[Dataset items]
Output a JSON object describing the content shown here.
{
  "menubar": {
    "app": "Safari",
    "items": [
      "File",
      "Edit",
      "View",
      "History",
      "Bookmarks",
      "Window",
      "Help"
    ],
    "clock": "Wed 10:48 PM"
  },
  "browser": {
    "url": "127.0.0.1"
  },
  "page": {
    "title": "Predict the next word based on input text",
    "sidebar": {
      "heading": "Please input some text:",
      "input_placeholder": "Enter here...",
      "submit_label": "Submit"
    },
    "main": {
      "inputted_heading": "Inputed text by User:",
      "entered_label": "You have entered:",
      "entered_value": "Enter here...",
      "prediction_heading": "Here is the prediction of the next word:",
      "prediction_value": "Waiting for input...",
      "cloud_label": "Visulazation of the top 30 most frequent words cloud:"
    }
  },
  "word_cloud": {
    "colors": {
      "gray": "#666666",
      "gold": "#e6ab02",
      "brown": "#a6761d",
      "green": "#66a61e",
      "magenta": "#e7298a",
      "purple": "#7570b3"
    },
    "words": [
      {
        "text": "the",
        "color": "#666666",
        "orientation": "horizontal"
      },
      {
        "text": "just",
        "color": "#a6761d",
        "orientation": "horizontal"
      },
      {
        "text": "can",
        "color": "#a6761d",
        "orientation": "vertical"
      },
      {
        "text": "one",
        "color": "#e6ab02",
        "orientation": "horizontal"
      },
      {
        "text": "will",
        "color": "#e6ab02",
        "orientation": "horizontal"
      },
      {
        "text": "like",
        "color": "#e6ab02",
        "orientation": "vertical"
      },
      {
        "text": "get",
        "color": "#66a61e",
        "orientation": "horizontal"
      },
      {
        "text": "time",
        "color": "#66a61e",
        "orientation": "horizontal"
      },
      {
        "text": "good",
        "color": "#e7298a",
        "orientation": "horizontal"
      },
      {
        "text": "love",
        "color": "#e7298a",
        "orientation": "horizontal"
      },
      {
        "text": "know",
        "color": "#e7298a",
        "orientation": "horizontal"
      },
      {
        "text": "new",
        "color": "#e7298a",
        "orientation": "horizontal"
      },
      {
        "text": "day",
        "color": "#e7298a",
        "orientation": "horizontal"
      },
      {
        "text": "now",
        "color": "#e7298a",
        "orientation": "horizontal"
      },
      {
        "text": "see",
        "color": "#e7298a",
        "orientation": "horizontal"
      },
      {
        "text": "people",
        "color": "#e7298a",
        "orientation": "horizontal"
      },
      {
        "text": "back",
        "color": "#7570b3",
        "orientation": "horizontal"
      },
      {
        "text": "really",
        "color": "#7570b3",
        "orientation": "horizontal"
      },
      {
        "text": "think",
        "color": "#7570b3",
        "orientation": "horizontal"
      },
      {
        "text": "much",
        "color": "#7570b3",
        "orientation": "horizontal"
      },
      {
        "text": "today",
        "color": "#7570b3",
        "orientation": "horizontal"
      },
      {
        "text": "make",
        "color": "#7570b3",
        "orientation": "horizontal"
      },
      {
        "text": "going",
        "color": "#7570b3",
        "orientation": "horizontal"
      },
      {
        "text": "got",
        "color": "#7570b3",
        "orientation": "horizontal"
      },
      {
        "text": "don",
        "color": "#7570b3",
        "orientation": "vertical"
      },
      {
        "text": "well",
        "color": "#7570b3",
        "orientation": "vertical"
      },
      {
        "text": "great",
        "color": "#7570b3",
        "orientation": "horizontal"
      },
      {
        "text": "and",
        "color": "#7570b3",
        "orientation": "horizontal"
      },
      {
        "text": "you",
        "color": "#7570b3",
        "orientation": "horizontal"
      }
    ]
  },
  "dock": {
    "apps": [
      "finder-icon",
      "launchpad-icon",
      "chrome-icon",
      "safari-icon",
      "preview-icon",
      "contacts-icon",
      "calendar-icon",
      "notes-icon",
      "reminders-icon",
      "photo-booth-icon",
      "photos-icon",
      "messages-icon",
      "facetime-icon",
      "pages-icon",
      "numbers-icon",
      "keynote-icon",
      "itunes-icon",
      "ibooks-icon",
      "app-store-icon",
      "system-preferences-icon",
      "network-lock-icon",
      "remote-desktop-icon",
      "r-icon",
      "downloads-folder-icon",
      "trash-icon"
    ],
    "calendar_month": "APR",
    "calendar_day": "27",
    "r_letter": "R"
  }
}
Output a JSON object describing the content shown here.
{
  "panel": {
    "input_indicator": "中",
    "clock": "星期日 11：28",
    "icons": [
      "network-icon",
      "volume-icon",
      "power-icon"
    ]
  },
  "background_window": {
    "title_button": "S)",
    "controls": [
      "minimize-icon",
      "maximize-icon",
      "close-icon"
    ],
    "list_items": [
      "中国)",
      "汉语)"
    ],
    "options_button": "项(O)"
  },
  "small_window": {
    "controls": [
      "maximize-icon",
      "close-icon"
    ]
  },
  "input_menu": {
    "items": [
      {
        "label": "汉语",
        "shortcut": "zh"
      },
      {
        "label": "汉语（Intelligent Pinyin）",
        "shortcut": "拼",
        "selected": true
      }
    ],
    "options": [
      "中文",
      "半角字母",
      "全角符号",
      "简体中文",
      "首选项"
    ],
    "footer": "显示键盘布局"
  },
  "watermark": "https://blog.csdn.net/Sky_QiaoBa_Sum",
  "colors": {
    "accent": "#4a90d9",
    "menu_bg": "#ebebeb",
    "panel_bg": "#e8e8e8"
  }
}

*Exercise directions*.
Your task is to reproduce all of the records exactly.

*Response below*.
Output a JSON object describing the content shown here.
{
  "menubar": {
    "app": "Safari",
    "items": [
      "File",
      "Edit",
      "View",
      "History",
      "Bookmarks",
      "Window",
      "Help"
    ],
    "clock": "Wed 10:48 PM"
  },
  "browser": {
    "url": "127.0.0.1"
  },
  "page": {
    "title": "Predict the next word based on input text",
    "sidebar": {
      "heading": "Please input some text:",
      "input_placeholder": "Enter here...",
      "submit_label": "Submit"
    },
    "main": {
      "inputted_heading": "Inputed text by User:",
      "entered_label": "You have entered:",
      "entered_value": "Enter here...",
      "prediction_heading": "Here is the prediction of the next word:",
      "prediction_value": "Waiting for input...",
      "cloud_label": "Visulazation of the top 30 most frequent words cloud:"
    }
  },
  "word_cloud": {
    "colors": {
      "gray": "#666666",
      "gold": "#e6ab02",
      "brown": "#a6761d",
      "green": "#66a61e",
      "magenta": "#e7298a",
      "purple": "#7570b3"
    },
    "words": [
      {
        "text": "the",
        "color": "#666666",
        "orientation": "horizontal"
      },
      {
        "text": "just",
        "color": "#a6761d",
        "orientation": "horizontal"
      },
      {
        "text": "can",
        "color": "#a6761d",
        "orientation": "vertical"
      },
      {
        "text": "one",
        "color": "#e6ab02",
        "orientation": "horizontal"
      },
      {
        "text": "will",
        "color": "#e6ab02",
        "orientation": "horizontal"
      },
      {
        "text": "like",
        "color": "#e6ab02",
        "orientation": "vertical"
      },
      {
        "text": "get",
        "color": "#66a61e",
        "orientation": "horizontal"
      },
      {
        "text": "time",
        "color": "#66a61e",
        "orientation": "horizontal"
      },
      {
        "text": "good",
        "color": "#e7298a",
        "orientation": "horizontal"
      },
      {
        "text": "love",
        "color": "#e7298a",
        "orientation": "horizontal"
      },
      {
        "text": "know",
        "color": "#e7298a",
        "orientation": "horizontal"
      },
      {
        "text": "new",
        "color": "#e7298a",
        "orientation": "horizontal"
      },
      {
        "text": "day",
        "color": "#e7298a",
        "orientation": "horizontal"
      },
      {
        "text": "now",
        "color": "#e7298a",
        "orientation": "horizontal"
      },
      {
        "text": "see",
        "color": "#e7298a",
        "orientation": "horizontal"
      },
      {
        "text": "people",
        "color": "#e7298a",
        "orientation": "horizontal"
      },
      {
        "text": "back",
        "color": "#7570b3",
        "orientation": "horizontal"
      },
      {
        "text": "really",
        "color": "#7570b3",
        "orientation": "horizontal"
      },
      {
        "text": "think",
        "color": "#7570b3",
        "orientation": "horizontal"
      },
      {
        "text": "much",
        "color": "#7570b3",
        "orientation": "horizontal"
      },
      {
        "text": "today",
        "color": "#7570b3",
        "orientation": "horizontal"
      },
      {
        "text": "make",
        "color": "#7570b3",
        "orientation": "horizontal"
      },
      {
        "text": "going",
        "color": "#7570b3",
        "orientation": "horizontal"
      },
      {
        "text": "got",
        "color": "#7570b3",
        "orientation": "horizontal"
      },
      {
        "text": "don",
        "color": "#7570b3",
        "orientation": "vertical"
      },
      {
        "text": "well",
        "color": "#7570b3",
        "orientation": "vertical"
      },
      {
        "text": "great",
        "color": "#7570b3",
        "orientation": "horizontal"
      },
      {
        "text": "and",
        "color": "#7570b3",
        "orientation": "horizontal"
      },
      {
        "text": "you",
        "color": "#7570b3",
        "orientation": "horizontal"
      }
    ]
  },
  "dock": {
    "apps": [
      "finder-icon",
      "launchpad-icon",
      "chrome-icon",
      "safari-icon",
      "preview-icon",
      "contacts-icon",
      "calendar-icon",
      "notes-icon",
      "reminders-icon",
      "photo-booth-icon",
      "photos-icon",
      "messages-icon",
      "facetime-icon",
      "pages-icon",
      "numbers-icon",
      "keynote-icon",
      "itunes-icon",
      "ibooks-icon",
      "app-store-icon",
      "system-preferences-icon",
      "network-lock-icon",
      "remote-desktop-icon",
      "r-icon",
      "downloads-folder-icon",
      "trash-icon"
    ],
    "calendar_month": "APR",
    "calendar_day": "27",
    "r_letter": "R"
  }
}
Output a JSON object describing the content shown here.
{
  "panel": {
    "input_indicator": "中",
    "clock": "星期日 11：28",
    "icons": [
      "network-icon",
      "volume-icon",
      "power-icon"
    ]
  },
  "background_window": {
    "title_button": "S)",
    "controls": [
      "minimize-icon",
      "maximize-icon",
      "close-icon"
    ],
    "list_items": [
      "中国)",
      "汉语)"
    ],
    "options_button": "项(O)"
  },
  "small_window": {
    "controls": [
      "maximize-icon",
      "close-icon"
    ]
  },
  "input_menu": {
    "items": [
      {
        "label": "汉语",
        "shortcut": "zh"
      },
      {
        "label": "汉语（Intelligent Pinyin）",
        "shortcut": "拼",
        "selected": true
      }
    ],
    "options": [
      "中文",
      "半角字母",
      "全角符号",
      "简体中文",
      "首选项"
    ],
    "footer": "显示键盘布局"
  },
  "watermark": "https://blog.csdn.net/Sky_QiaoBa_Sum",
  "colors": {
    "accent": "#4a90d9",
    "menu_bg": "#ebebeb",
    "panel_bg": "#e8e8e8"
  }
}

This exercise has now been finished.